== Short task ==
Give the number of lines that include the word "Quality", and nothing else.

━━━━━━━━━━━━━━━━━━━━

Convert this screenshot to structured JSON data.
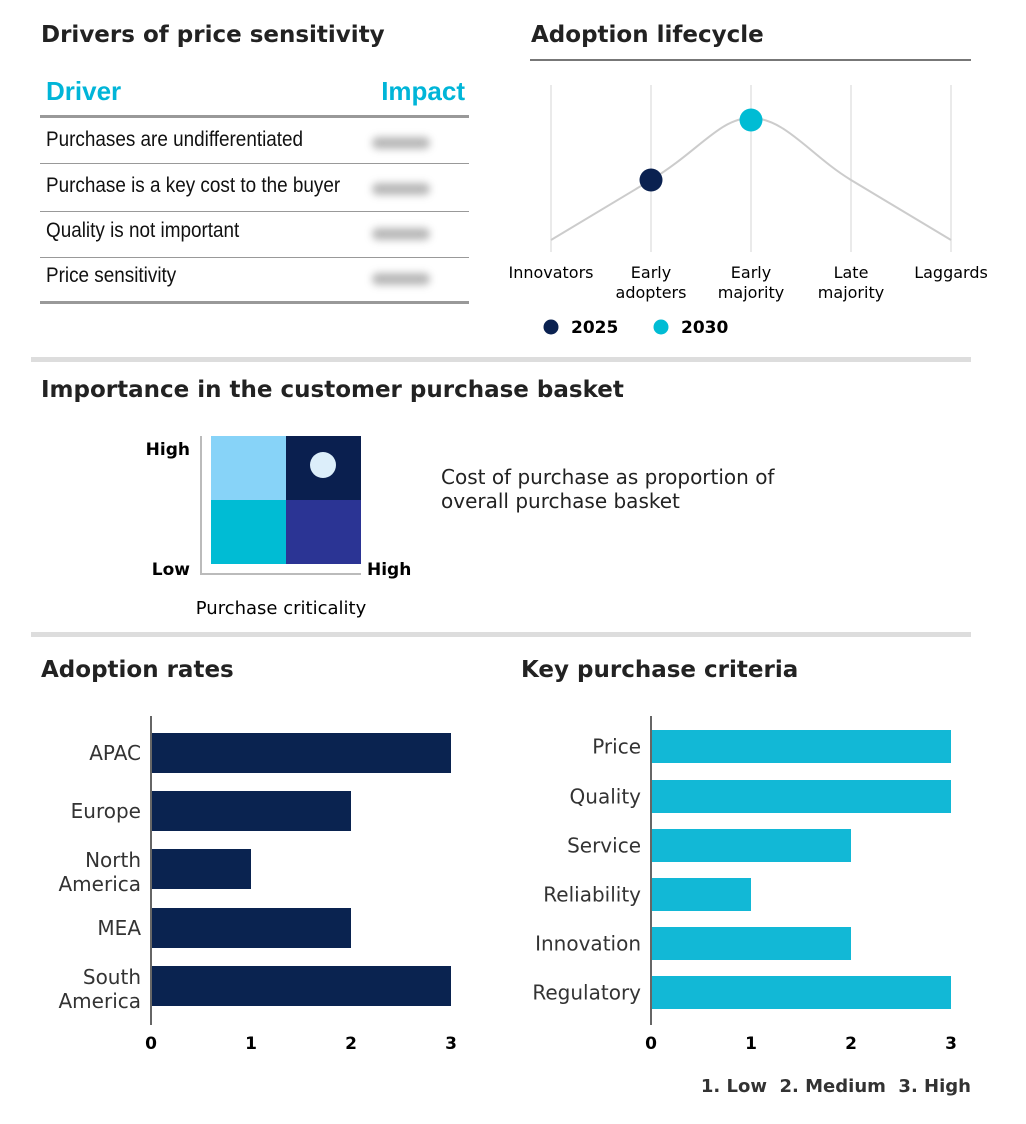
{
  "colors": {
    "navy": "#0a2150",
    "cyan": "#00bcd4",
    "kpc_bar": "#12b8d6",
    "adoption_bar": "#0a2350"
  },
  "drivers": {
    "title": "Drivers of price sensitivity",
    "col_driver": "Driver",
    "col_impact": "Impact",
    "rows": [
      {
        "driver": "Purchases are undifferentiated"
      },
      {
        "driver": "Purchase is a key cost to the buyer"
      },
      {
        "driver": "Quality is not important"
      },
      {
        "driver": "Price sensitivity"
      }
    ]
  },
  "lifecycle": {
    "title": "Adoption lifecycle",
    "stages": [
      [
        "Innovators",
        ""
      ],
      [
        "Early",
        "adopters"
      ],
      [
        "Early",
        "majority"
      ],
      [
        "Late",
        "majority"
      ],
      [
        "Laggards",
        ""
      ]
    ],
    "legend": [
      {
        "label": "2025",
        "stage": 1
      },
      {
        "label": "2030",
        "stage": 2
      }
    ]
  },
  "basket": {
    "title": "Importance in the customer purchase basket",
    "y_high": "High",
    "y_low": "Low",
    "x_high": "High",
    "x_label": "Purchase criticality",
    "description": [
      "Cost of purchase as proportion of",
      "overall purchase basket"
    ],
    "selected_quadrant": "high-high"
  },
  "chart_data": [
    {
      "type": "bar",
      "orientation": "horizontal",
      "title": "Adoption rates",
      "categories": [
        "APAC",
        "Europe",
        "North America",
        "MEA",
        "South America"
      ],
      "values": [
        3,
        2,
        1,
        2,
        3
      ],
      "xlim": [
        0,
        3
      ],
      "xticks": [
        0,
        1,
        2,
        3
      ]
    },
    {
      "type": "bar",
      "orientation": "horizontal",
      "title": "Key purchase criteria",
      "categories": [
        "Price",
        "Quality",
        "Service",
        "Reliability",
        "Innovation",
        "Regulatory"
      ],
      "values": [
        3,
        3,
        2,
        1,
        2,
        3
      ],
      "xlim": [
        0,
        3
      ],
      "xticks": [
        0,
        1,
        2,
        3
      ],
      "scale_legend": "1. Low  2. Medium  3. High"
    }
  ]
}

━━━━━━━━━━━━━━━━━━━━

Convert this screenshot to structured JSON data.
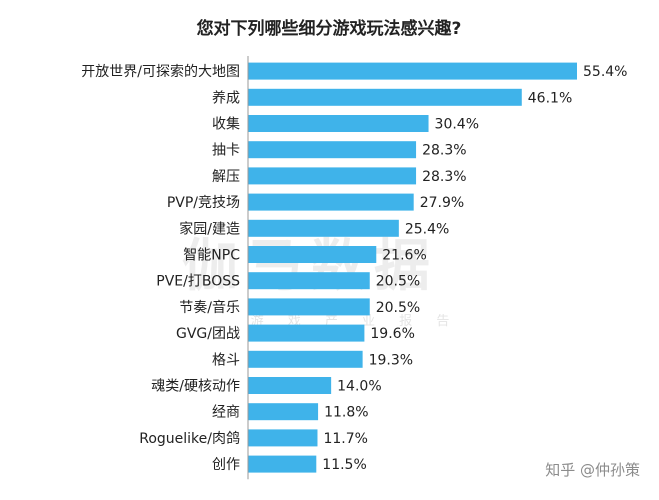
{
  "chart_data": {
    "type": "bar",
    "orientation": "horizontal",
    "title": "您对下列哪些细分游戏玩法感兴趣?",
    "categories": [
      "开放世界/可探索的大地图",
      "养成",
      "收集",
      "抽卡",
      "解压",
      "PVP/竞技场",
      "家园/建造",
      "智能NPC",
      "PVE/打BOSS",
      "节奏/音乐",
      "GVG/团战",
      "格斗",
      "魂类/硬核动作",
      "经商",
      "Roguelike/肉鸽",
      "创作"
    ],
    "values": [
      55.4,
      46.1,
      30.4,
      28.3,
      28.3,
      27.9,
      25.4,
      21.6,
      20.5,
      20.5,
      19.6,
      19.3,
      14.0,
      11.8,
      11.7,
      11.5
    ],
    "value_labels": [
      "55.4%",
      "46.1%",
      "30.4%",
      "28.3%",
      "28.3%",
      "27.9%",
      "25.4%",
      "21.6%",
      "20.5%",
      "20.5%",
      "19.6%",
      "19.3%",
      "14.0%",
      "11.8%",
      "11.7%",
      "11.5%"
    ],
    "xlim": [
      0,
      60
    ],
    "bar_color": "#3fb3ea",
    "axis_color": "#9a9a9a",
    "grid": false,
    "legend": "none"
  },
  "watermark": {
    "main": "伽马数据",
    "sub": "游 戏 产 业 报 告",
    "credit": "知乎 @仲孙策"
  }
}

━━━━━━━━━━━━━━━━━━━━

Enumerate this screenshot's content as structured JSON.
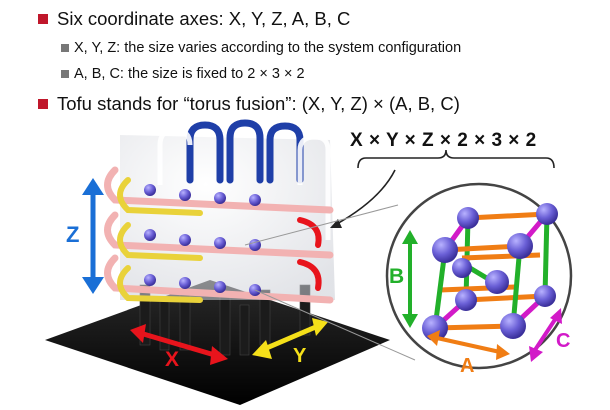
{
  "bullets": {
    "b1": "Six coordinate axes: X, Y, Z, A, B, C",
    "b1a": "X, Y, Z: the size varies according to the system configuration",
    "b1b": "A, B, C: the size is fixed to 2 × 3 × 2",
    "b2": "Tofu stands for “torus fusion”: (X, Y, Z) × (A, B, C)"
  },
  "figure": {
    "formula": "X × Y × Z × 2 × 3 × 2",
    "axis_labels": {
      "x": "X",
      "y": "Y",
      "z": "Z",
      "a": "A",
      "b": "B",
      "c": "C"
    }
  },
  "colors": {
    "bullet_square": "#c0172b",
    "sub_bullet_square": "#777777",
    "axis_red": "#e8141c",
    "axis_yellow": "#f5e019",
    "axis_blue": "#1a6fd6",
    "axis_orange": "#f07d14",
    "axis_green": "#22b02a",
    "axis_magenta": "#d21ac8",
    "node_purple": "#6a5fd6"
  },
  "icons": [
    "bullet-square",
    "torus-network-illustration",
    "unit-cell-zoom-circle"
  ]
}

━━━━━━━━━━━━━━━━━━━━

== Complete answer ==
2